=== Task prompt ===
Track down the lines that contain "screenshot" and copy them.

[START Provided records]

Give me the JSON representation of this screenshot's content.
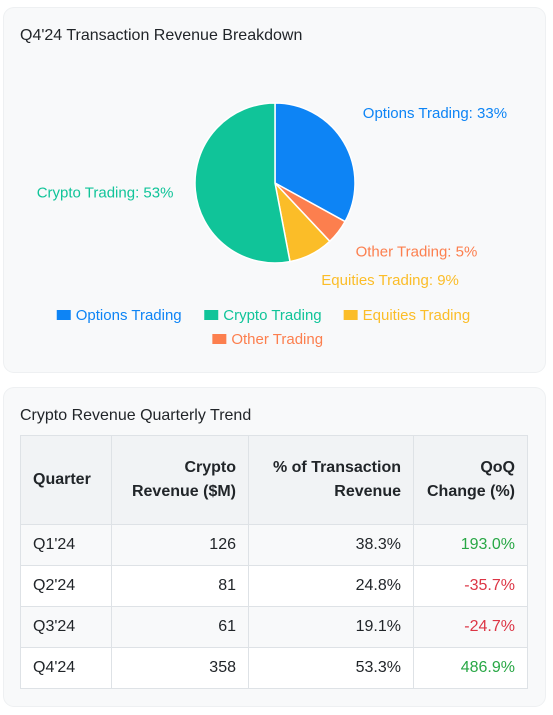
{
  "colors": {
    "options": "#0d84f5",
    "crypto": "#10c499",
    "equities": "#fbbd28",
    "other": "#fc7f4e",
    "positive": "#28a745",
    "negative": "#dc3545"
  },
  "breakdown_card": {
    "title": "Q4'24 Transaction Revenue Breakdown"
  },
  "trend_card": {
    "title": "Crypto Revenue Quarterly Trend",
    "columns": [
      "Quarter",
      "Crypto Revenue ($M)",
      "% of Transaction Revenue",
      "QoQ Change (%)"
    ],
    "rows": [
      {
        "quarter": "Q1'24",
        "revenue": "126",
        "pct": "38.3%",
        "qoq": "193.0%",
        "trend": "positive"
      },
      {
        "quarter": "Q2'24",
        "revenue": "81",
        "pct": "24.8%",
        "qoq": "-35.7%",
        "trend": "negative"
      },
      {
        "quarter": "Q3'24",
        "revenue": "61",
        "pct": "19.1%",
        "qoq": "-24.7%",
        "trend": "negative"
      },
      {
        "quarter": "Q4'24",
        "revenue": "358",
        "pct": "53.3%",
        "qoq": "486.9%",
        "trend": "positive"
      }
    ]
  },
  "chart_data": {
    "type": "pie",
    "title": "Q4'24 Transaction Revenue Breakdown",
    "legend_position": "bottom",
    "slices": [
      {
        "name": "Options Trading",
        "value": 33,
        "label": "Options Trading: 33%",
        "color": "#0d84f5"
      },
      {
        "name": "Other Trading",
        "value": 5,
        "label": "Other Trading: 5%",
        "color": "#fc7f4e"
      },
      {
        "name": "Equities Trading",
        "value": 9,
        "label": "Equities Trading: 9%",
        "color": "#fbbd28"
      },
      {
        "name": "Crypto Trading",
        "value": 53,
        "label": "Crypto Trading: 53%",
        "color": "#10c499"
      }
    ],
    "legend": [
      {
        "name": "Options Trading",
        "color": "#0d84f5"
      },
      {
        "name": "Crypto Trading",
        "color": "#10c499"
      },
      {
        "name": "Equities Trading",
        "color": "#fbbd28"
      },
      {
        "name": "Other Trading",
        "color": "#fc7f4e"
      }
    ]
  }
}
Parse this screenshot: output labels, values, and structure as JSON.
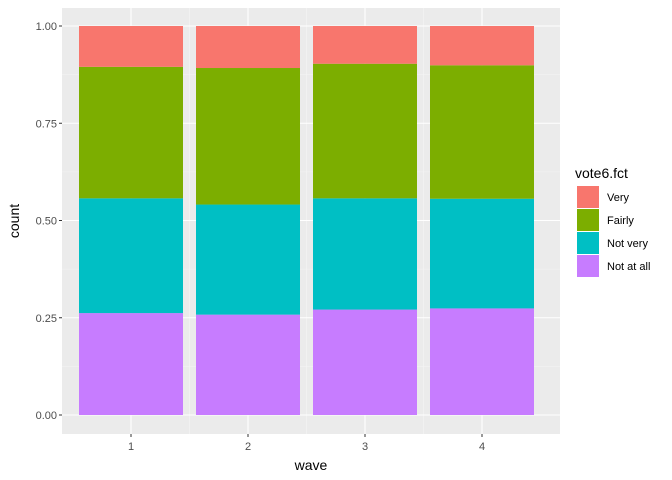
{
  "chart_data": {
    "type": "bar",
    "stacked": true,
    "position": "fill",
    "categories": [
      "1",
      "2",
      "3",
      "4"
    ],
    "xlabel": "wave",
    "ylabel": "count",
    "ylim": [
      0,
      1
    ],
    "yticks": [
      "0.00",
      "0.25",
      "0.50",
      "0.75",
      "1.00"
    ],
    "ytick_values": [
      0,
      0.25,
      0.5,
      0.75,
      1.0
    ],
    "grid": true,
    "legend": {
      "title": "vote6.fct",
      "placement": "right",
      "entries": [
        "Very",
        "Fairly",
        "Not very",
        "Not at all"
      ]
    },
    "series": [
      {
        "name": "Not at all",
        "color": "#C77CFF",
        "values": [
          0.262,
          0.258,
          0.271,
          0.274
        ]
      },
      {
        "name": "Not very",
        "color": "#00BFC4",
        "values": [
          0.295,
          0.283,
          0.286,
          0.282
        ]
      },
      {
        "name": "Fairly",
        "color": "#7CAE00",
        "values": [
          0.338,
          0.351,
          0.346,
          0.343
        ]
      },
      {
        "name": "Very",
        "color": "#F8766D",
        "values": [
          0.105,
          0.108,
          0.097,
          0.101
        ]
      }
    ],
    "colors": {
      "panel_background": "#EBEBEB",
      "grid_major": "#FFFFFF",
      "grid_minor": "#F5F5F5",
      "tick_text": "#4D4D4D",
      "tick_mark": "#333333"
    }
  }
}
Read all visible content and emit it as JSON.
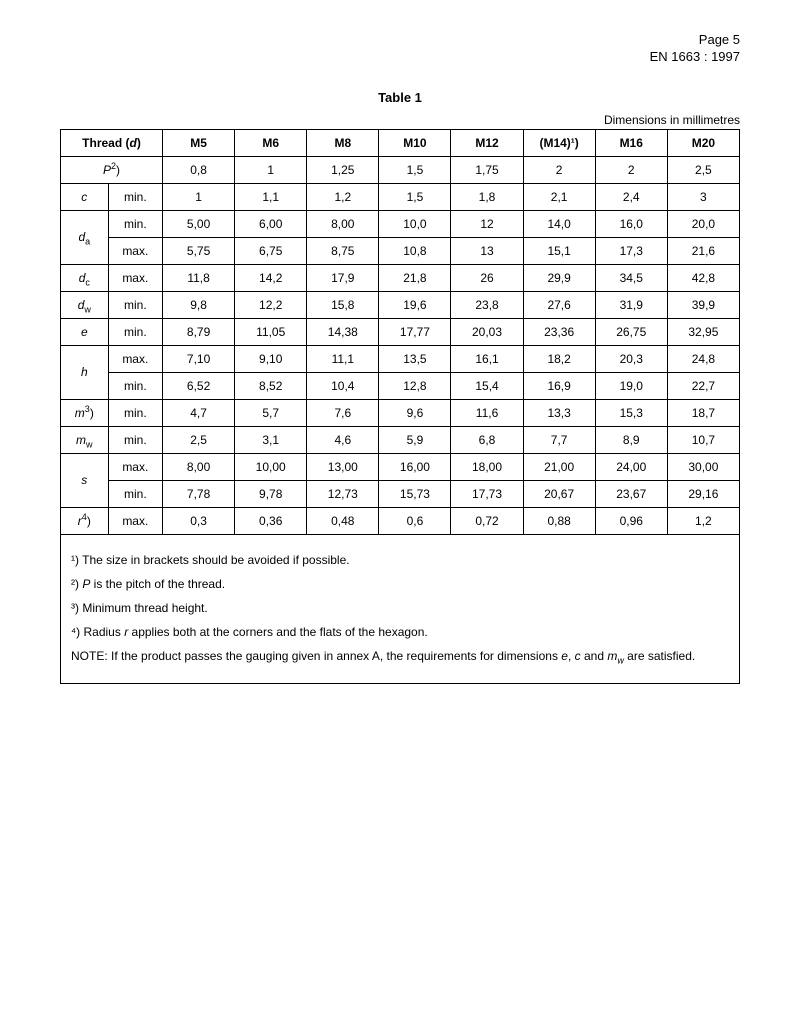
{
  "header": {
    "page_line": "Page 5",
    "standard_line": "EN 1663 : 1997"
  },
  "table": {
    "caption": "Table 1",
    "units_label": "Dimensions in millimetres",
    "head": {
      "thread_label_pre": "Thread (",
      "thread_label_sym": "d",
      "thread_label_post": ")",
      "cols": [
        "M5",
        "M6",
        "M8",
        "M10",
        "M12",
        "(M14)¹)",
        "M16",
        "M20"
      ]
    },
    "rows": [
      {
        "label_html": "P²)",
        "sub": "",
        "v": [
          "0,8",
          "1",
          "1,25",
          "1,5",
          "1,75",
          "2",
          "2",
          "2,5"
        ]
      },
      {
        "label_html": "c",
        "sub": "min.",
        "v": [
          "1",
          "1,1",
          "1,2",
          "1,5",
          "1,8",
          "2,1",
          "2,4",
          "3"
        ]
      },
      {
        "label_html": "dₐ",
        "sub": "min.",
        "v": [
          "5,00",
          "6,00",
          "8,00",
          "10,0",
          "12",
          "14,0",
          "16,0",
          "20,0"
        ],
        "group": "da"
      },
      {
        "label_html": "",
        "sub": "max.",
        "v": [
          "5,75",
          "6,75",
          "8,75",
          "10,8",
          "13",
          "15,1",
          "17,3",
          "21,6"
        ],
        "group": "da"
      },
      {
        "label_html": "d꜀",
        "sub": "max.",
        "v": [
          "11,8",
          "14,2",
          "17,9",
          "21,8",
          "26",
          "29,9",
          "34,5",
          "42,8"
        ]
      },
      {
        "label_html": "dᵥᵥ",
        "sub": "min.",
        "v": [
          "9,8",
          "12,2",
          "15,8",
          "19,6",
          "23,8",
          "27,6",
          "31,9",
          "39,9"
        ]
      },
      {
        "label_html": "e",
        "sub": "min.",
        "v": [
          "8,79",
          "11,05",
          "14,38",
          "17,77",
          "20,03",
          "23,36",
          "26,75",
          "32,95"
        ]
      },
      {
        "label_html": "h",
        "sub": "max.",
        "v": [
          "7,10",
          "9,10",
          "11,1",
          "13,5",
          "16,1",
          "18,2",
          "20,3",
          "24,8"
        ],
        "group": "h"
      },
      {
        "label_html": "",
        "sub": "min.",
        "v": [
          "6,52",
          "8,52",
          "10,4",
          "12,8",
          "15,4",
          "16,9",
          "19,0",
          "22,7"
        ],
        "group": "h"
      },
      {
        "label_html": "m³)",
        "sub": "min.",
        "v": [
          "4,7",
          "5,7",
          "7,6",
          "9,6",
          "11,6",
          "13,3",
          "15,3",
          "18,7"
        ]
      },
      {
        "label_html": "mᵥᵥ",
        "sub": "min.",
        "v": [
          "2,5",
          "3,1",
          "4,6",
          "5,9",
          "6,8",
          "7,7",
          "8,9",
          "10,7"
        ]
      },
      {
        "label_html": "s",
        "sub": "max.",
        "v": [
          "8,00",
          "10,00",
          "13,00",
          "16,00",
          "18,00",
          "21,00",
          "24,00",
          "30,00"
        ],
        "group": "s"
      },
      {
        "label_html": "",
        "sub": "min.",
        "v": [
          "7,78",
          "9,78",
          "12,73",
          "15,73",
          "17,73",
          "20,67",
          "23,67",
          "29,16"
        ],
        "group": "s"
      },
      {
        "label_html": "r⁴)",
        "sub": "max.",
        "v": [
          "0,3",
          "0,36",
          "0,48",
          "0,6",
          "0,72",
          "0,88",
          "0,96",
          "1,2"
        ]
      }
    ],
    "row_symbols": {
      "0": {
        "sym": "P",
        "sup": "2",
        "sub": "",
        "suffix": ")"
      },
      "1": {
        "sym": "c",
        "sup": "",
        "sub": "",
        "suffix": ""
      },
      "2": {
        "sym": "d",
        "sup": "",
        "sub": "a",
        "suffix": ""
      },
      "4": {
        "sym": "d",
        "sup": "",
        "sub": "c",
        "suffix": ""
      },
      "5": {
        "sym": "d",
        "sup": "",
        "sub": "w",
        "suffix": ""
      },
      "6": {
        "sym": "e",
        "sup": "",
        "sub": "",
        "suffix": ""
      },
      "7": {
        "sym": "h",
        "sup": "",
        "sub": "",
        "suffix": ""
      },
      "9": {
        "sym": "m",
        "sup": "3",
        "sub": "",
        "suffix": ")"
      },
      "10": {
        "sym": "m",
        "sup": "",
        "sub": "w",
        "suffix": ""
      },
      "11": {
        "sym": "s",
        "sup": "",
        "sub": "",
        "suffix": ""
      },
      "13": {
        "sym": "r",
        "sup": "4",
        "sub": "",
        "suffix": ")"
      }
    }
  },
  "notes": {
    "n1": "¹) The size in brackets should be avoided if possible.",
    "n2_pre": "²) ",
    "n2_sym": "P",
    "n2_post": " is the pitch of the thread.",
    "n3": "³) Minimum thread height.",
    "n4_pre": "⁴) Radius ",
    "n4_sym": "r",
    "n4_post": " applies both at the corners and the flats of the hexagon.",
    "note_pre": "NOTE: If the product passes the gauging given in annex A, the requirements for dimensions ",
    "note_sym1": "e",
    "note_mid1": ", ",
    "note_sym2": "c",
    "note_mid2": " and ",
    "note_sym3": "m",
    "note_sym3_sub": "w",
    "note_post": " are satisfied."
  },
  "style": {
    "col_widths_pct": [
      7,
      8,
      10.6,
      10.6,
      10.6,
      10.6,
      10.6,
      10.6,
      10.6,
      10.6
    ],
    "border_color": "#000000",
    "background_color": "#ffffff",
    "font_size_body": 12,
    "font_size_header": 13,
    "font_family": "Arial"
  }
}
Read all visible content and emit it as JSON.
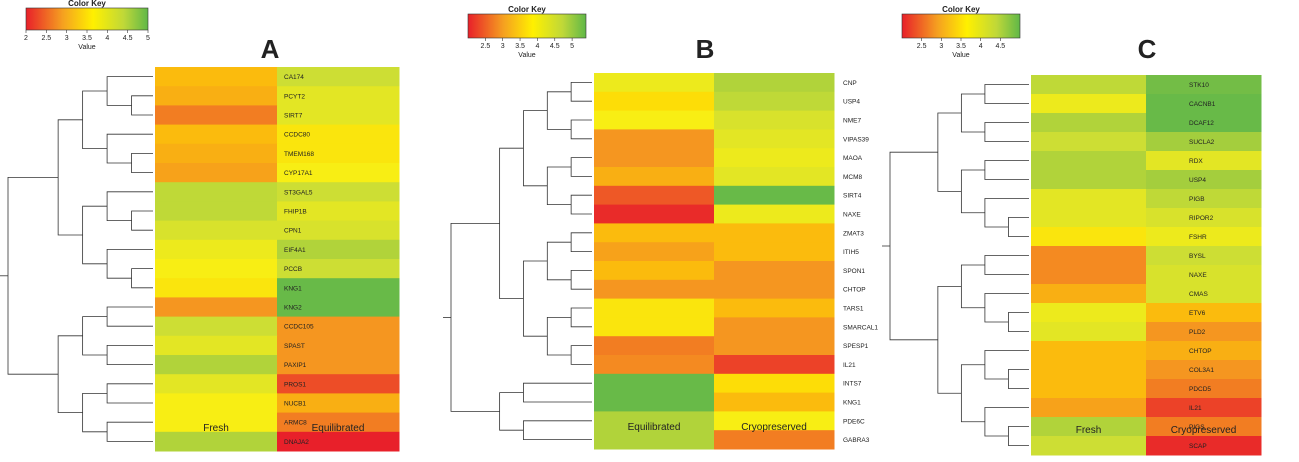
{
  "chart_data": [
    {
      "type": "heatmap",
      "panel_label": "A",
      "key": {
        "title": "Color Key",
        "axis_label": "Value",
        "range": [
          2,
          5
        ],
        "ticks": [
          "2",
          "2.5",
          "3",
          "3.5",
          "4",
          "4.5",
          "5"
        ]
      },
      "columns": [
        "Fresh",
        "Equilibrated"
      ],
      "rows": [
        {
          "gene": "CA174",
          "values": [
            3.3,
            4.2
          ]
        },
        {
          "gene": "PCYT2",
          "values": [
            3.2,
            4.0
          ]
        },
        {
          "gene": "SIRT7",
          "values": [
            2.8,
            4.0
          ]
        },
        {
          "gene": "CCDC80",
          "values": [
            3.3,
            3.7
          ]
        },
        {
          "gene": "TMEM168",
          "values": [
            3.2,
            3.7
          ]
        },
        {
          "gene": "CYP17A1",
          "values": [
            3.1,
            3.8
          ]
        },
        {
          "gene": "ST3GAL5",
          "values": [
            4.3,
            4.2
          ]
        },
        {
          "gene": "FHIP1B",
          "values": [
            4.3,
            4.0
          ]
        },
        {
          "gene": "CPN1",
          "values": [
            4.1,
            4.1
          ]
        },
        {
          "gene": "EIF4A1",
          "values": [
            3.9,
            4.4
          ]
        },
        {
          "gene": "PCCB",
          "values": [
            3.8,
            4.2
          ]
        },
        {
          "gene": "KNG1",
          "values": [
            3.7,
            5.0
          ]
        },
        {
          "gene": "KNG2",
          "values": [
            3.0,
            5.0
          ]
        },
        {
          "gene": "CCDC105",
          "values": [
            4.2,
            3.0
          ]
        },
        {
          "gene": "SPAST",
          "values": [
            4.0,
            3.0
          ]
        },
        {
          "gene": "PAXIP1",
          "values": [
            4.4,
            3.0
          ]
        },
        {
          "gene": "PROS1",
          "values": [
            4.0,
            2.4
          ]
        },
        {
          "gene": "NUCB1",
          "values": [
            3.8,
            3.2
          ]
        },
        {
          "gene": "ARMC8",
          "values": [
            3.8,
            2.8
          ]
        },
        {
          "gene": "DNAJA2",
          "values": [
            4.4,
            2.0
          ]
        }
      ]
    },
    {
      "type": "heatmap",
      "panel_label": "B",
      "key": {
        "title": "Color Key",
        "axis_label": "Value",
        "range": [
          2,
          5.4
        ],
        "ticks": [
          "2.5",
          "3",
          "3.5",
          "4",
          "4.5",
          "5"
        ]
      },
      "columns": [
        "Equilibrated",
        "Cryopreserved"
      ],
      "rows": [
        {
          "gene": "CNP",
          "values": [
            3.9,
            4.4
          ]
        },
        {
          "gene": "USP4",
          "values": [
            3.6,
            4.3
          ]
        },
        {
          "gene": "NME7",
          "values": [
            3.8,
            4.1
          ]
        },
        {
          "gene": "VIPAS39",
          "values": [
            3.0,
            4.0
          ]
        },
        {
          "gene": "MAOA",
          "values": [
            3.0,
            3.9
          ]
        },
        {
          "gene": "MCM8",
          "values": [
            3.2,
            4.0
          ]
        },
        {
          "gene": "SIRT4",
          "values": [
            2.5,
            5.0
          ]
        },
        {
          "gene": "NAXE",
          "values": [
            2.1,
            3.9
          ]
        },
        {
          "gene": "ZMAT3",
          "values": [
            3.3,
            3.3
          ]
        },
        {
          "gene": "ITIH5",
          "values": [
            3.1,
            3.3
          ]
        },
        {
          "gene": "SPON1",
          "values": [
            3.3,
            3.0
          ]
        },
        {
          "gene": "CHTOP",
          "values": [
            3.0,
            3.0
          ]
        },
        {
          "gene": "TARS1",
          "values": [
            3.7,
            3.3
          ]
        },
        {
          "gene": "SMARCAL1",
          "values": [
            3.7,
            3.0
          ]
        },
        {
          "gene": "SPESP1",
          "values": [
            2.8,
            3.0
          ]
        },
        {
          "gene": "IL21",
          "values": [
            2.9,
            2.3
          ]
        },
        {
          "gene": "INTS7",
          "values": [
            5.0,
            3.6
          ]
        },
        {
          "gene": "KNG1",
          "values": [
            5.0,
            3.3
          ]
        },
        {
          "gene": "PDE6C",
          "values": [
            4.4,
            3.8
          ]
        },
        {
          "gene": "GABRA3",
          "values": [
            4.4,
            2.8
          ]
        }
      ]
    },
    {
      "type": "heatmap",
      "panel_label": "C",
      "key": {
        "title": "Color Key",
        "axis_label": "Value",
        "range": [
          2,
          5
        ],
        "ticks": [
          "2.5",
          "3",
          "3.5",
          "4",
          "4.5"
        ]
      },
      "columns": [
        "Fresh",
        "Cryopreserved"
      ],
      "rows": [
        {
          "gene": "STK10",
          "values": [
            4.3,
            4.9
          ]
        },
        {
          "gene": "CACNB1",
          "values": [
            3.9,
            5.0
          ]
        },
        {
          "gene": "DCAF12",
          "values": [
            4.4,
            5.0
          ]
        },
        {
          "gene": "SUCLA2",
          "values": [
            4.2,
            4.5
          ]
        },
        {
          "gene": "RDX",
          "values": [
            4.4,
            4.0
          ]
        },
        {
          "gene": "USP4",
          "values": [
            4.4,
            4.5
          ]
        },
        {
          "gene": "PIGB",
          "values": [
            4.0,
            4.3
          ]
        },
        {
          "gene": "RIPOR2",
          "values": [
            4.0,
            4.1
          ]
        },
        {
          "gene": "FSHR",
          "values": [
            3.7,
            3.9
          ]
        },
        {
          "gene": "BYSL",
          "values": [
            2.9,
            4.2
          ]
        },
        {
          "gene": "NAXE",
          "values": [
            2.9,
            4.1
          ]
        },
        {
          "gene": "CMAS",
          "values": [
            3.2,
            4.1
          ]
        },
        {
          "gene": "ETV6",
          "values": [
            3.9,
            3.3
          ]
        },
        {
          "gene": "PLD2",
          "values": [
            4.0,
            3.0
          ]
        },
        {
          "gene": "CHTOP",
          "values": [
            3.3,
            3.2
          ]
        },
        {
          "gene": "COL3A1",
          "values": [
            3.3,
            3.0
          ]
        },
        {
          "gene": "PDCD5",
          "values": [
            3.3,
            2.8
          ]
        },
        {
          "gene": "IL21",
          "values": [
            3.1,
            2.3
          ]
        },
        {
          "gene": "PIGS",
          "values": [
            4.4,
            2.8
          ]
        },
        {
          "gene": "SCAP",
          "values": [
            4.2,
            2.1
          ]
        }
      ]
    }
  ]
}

[END Provided records]

=== Written reply ===
Give me the JSON representation of this screenshot's content.
Parse this screenshot: output labels, values, and structure as JSON.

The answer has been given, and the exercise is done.